TASKS:
a – In the blog entry about family changes, what is the writer's son stressed out over?
b – Continue the blog entry about family changes from the point where it stops.

EXCERPT:
###

It's been about 2 weeks, way too long. I have no real excuses. Well, excuses, but they stink as far as reasons go.

I've been dealing with a lot of changes lately. Too many mini dramas around me. They are others' stories, but they touch mine whether I want them to or not, and I am working toward learning to ignore them when I can't do anything about them.

The big thing about these changes is that they seem to be opening up chances for growth.

I watch what is happening with my son, helpless to persuade him to embrace the joy of the coming months. He is so stressed out over the money issues that he is missing out on what is important. I wish I knew how to get through to him, make him see that the sacrifices will be worth it when he holds that tiny creature in his arms, so fragile, but so full of promise.

He keeps saying he wants his child to have what he didn't have. My fear is he will repeat his own father's mistake of not enjoying his child while it is small and needs only his time to be happy.

As for me, I want to be the best grandma I can be. To do that, I know, all I need to do is love it, and be there for it when it needs me. I had a wonderful grandma, a very good example of how to love unconditionally. I just hope I can do the job as well as she did.

I feel like years of walls I built up inside me are crumbling away. I always feared those walls falling away, afraid that the pain and darkness inside me was all there was to me. I was afraid that there was nothing behind it all, or worse, just more of the same.

###

DATA TO EXAMINE:

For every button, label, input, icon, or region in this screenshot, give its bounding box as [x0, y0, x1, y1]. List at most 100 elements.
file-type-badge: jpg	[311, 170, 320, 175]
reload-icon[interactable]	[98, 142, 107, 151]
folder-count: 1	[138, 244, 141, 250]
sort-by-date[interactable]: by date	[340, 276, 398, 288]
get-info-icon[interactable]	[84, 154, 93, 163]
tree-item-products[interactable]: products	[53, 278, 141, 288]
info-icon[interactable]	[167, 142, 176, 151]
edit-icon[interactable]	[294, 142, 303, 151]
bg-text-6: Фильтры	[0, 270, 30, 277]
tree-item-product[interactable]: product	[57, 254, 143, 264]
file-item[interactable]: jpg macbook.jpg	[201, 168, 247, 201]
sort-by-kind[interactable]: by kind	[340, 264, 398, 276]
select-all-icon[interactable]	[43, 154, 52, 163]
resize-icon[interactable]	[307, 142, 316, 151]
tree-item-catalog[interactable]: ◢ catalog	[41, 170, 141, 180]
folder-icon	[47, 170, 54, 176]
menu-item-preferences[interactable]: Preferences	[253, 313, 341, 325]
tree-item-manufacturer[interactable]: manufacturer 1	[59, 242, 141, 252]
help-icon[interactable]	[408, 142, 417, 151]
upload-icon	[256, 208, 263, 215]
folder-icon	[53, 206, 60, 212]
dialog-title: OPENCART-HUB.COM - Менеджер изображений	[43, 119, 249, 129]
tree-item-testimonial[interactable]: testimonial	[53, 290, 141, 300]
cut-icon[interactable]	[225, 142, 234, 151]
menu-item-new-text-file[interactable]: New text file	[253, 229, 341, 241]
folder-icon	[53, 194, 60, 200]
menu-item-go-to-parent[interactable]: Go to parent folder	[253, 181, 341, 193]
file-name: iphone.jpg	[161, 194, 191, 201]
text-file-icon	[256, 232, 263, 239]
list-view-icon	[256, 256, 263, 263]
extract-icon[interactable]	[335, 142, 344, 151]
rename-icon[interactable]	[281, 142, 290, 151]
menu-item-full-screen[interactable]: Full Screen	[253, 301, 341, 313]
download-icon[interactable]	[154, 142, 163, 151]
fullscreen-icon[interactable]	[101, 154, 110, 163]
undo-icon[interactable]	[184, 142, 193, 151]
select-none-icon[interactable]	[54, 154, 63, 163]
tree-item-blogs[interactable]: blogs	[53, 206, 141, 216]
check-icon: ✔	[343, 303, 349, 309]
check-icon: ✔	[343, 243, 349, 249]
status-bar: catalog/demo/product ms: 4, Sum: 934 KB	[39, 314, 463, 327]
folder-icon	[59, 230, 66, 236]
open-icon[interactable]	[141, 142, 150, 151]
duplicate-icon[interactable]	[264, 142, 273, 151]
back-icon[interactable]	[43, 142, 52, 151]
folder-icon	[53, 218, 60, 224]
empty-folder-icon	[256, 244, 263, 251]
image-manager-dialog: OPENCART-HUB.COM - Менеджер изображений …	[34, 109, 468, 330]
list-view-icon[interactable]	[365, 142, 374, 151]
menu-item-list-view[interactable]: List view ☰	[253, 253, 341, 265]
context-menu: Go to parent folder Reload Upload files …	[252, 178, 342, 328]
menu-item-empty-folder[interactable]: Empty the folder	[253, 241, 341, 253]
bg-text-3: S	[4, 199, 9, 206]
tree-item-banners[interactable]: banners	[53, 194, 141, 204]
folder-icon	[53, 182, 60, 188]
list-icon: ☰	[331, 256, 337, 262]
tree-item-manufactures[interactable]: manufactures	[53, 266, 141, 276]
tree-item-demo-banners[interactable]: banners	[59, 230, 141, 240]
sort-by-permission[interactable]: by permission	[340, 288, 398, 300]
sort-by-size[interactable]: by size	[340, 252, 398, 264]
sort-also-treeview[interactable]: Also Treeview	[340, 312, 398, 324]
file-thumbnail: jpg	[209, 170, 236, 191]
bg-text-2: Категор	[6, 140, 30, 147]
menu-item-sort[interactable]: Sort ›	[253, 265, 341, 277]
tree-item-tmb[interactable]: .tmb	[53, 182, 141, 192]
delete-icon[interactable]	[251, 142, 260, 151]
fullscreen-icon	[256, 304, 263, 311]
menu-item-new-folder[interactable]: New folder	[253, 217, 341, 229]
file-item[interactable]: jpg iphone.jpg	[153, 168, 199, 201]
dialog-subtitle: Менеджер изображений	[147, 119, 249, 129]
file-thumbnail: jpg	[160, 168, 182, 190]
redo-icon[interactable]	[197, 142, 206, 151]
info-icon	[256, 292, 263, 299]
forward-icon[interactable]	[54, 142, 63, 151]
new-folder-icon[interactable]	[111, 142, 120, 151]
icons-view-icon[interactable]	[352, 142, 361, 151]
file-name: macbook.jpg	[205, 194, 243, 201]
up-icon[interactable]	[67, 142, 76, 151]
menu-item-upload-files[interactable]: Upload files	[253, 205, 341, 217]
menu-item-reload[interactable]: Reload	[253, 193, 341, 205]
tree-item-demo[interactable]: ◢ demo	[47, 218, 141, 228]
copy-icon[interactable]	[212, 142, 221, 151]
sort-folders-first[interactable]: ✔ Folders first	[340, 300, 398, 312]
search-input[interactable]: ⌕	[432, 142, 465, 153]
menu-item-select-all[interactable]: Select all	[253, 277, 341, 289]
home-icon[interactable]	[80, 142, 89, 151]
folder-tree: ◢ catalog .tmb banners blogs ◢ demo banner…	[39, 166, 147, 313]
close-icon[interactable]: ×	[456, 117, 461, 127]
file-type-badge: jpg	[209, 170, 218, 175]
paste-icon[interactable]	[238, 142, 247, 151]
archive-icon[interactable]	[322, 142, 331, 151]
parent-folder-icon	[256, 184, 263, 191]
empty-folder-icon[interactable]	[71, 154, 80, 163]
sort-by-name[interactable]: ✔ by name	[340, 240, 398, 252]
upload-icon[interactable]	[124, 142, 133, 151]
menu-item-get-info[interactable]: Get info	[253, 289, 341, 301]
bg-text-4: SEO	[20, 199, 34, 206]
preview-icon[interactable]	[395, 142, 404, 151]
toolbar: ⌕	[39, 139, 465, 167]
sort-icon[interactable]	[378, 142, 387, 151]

###

TASK-BY-TASK OUTPUTS:
a – Money issues.

b –
Christmas started something that has shown me different.

As I finally let go of a few of the walls that I felt kept me safe from getting hurt, I am discovering that there is something deep inside me that I felt for a long time either didn't exist in me, or was squashed to death. I realize now that there is something good in me, strong, and special, just like everyone else.

I saw once what was attributed to a Native American proverb of sorts. There are two wolves inside us all, good and bad. The one that rules us is the one we feed.

I guess, keeping those walls in place has been feeding the wrong wolf.

I am feeling such a strong change coming inside me, something that I will not be able to contain once it is fully realized. Kind of scary, but also exciting.

I always feared that if I really embraced my worth, discovered that I was really the person so many people say I am, I would become this arrogant jerk, full of myself. I realize now that those who act that way are really struggling with their own dark wolf. I guess my knowing so much hurt in my life helps me not only to see it in others, but to work hard to not hurt others deliberately as I have been hurt in the past.

I think, in the end, knowing those feelings (betrayal, fear, anger, abandoned, unwanted) will help me to help others deal with them. I know something inside me is uncovering the person I want to be, the one I was meant to be all along.

Maybe I will have the chance to be the person,and grandma, I want to be. I hope so.